- What is expected: Give the data below again, word for word.

+++

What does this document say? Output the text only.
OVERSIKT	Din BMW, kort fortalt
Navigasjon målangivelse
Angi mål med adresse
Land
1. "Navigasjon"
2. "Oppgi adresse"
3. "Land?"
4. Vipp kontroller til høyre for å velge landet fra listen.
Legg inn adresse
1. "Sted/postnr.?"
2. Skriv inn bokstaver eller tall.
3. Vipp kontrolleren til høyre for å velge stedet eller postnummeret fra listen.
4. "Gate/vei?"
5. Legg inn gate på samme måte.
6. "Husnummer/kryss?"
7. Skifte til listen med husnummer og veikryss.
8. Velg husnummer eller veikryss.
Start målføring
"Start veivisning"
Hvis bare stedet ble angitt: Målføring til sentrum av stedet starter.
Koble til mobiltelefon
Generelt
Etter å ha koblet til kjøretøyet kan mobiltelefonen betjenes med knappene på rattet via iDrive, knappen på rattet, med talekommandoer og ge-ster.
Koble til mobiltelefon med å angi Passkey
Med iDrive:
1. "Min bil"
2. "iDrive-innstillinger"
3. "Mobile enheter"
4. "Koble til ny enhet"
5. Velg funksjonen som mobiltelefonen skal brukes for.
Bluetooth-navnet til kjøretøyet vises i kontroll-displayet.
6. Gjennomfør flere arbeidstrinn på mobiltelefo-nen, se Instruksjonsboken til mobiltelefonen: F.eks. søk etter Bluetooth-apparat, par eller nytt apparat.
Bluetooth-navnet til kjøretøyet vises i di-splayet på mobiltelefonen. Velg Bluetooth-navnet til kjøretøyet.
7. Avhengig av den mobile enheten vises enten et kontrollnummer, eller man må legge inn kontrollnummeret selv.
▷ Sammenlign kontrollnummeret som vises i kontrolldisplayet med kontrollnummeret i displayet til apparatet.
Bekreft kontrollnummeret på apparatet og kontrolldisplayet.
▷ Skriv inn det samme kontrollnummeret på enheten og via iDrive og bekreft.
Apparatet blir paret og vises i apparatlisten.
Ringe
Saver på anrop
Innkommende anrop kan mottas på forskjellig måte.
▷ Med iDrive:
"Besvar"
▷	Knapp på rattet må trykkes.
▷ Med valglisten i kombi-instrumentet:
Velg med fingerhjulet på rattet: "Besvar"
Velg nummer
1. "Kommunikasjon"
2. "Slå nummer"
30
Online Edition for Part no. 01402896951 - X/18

+++

- Right answer:
What does this document say? Output the text only.
OVERSIKT	Din BMW, kort fortalt
Navigasjon målangivelse
Angi mål med adresse
Land
1. "Navigasjon"
2. "Oppgi adresse"
3. "Land?"
4. Vipp kontroller til høyre for å velge landet fra listen.
Legg inn adresse
1. "Sted/postnr.?"
2. Skriv inn bokstaver eller tall.
3. Vipp kontrolleren til høyre for å velge stedet eller postnummeret fra listen.
4. "Gate/vei?"
5. Legg inn gate på samme måte.
6. "Husnummer/kryss?"
7. Skifte til listen med husnummer og veikryss.
8. Velg husnummer eller veikryss.
Start målføring
"Start veivisning"
Hvis bare stedet ble angitt: Målføring til sentrum av stedet starter.
Koble til mobiltelefon
Generelt
Etter å ha koblet til kjøretøyet kan mobiltelefonen betjenes med knappene på rattet via iDrive, knappen på rattet, med talekommandoer og ge-ster.
Koble til mobiltelefon med å angi Passkey
Med iDrive:
1. "Min bil"
2. "iDrive-innstillinger"
3. "Mobile enheter"
4. "Koble til ny enhet"
5. Velg funksjonen som mobiltelefonen skal brukes for.
Bluetooth-navnet til kjøretøyet vises i kontroll-displayet.
6. Gjennomfør flere arbeidstrinn på mobiltelefo-nen, se Instruksjonsboken til mobiltelefonen: F.eks. søk etter Bluetooth-apparat, par eller nytt apparat.
Bluetooth-navnet til kjøretøyet vises i di-splayet på mobiltelefonen. Velg Bluetooth-navnet til kjøretøyet.
7. Avhengig av den mobile enheten vises enten et kontrollnummer, eller man må legge inn kontrollnummeret selv.
▷ Sammenlign kontrollnummeret som vises i kontrolldisplayet med kontrollnummeret i displayet til apparatet.
Bekreft kontrollnummeret på apparatet og kontrolldisplayet.
▷ Skriv inn det samme kontrollnummeret på enheten og via iDrive og bekreft.
Apparatet blir paret og vises i apparatlisten.
Ringe
Saver på anrop
Innkommende anrop kan mottas på forskjellig måte.
▷ Med iDrive:
"Besvar"
▷	Knapp på rattet må trykkes.
▷ Med valglisten i kombi-instrumentet:
Velg med fingerhjulet på rattet: "Besvar"
Velg nummer
1. "Kommunikasjon"
2. "Slå nummer"
30
Online Edition for Part no. 01402896951 - X/18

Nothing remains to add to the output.